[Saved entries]
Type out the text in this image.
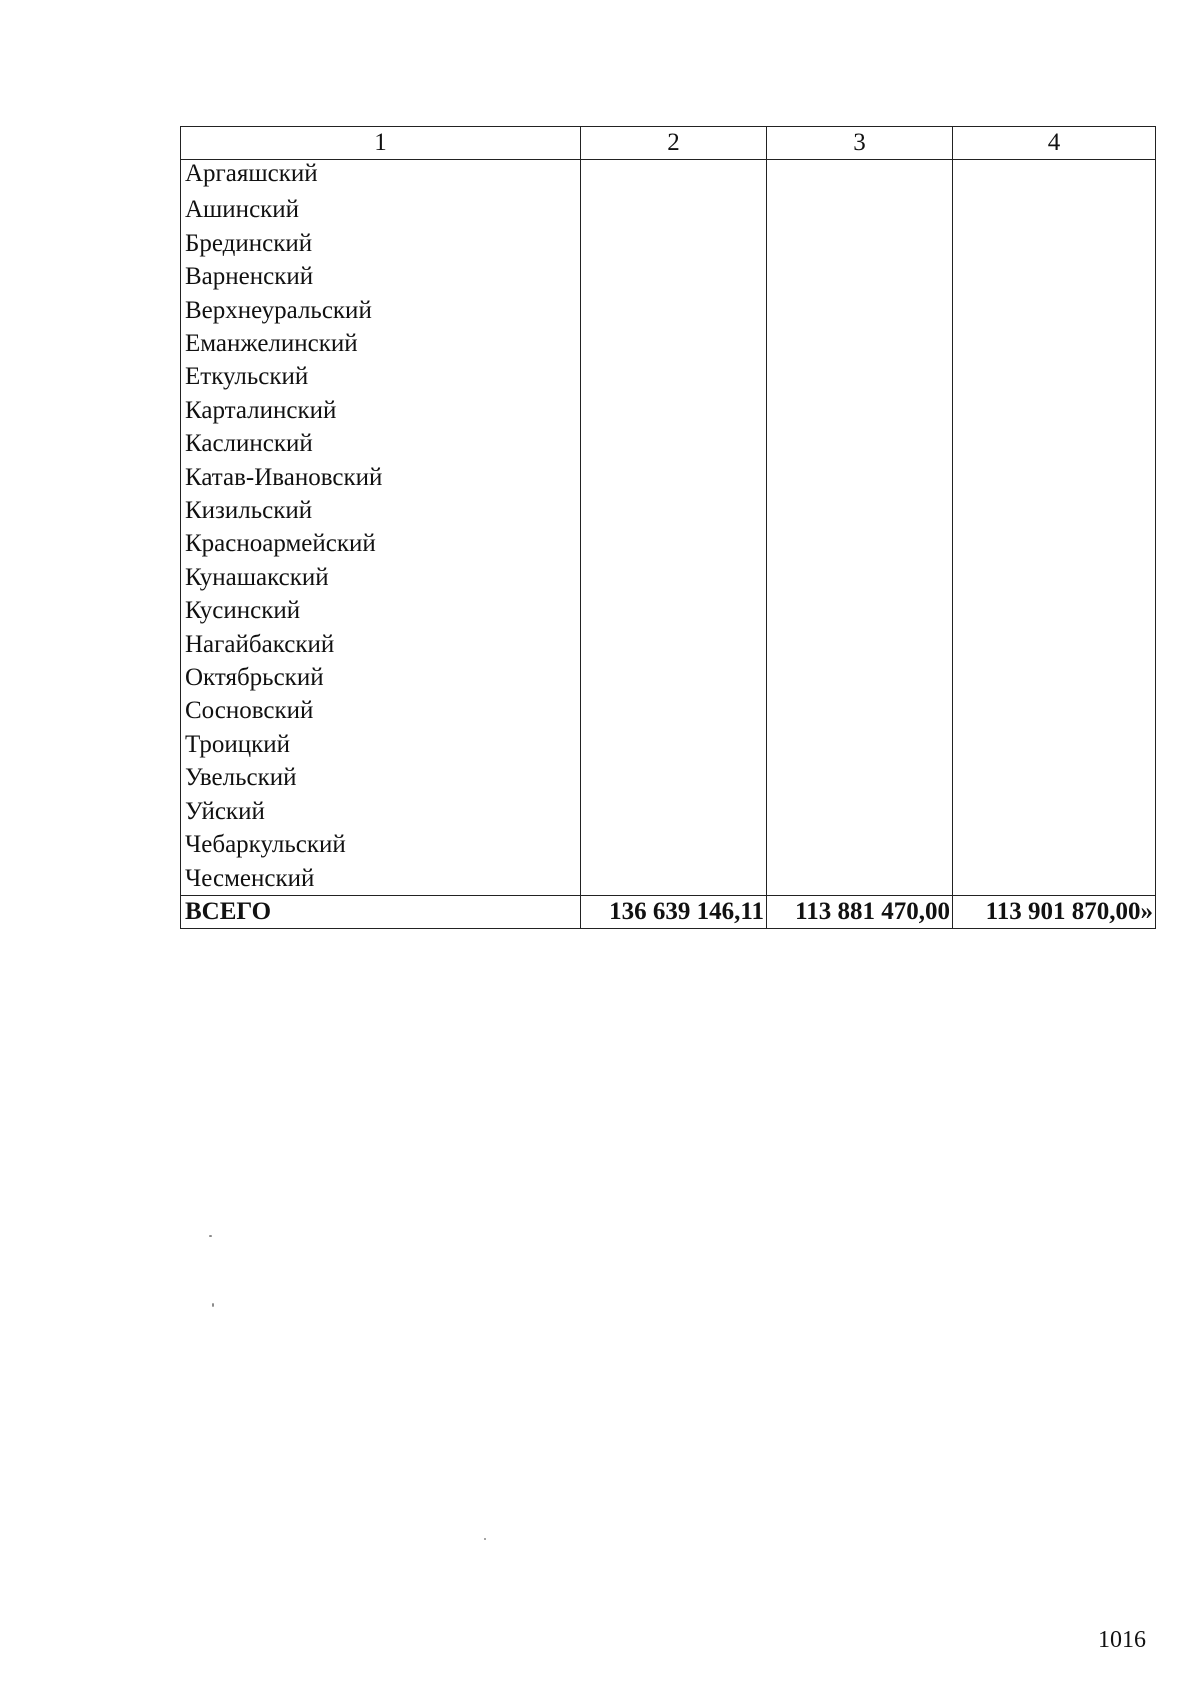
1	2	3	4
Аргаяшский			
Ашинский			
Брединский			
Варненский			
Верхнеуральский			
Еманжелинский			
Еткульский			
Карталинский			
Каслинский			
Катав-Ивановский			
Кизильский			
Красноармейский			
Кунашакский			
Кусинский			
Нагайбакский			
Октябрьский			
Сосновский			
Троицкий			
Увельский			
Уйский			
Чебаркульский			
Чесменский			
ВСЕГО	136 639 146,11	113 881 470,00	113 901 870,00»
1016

What to do -> Write out the whole listing exactly, and drop the pictures.

Exercise response ->
Type out the text in this image.
1	2	3	4
Аргаяшский			
Ашинский			
Брединский			
Варненский			
Верхнеуральский			
Еманжелинский			
Еткульский			
Карталинский			
Каслинский			
Катав-Ивановский			
Кизильский			
Красноармейский			
Кунашакский			
Кусинский			
Нагайбакский			
Октябрьский			
Сосновский			
Троицкий			
Увельский			
Уйский			
Чебаркульский			
Чесменский			
ВСЕГО	136 639 146,11	113 881 470,00	113 901 870,00»
1016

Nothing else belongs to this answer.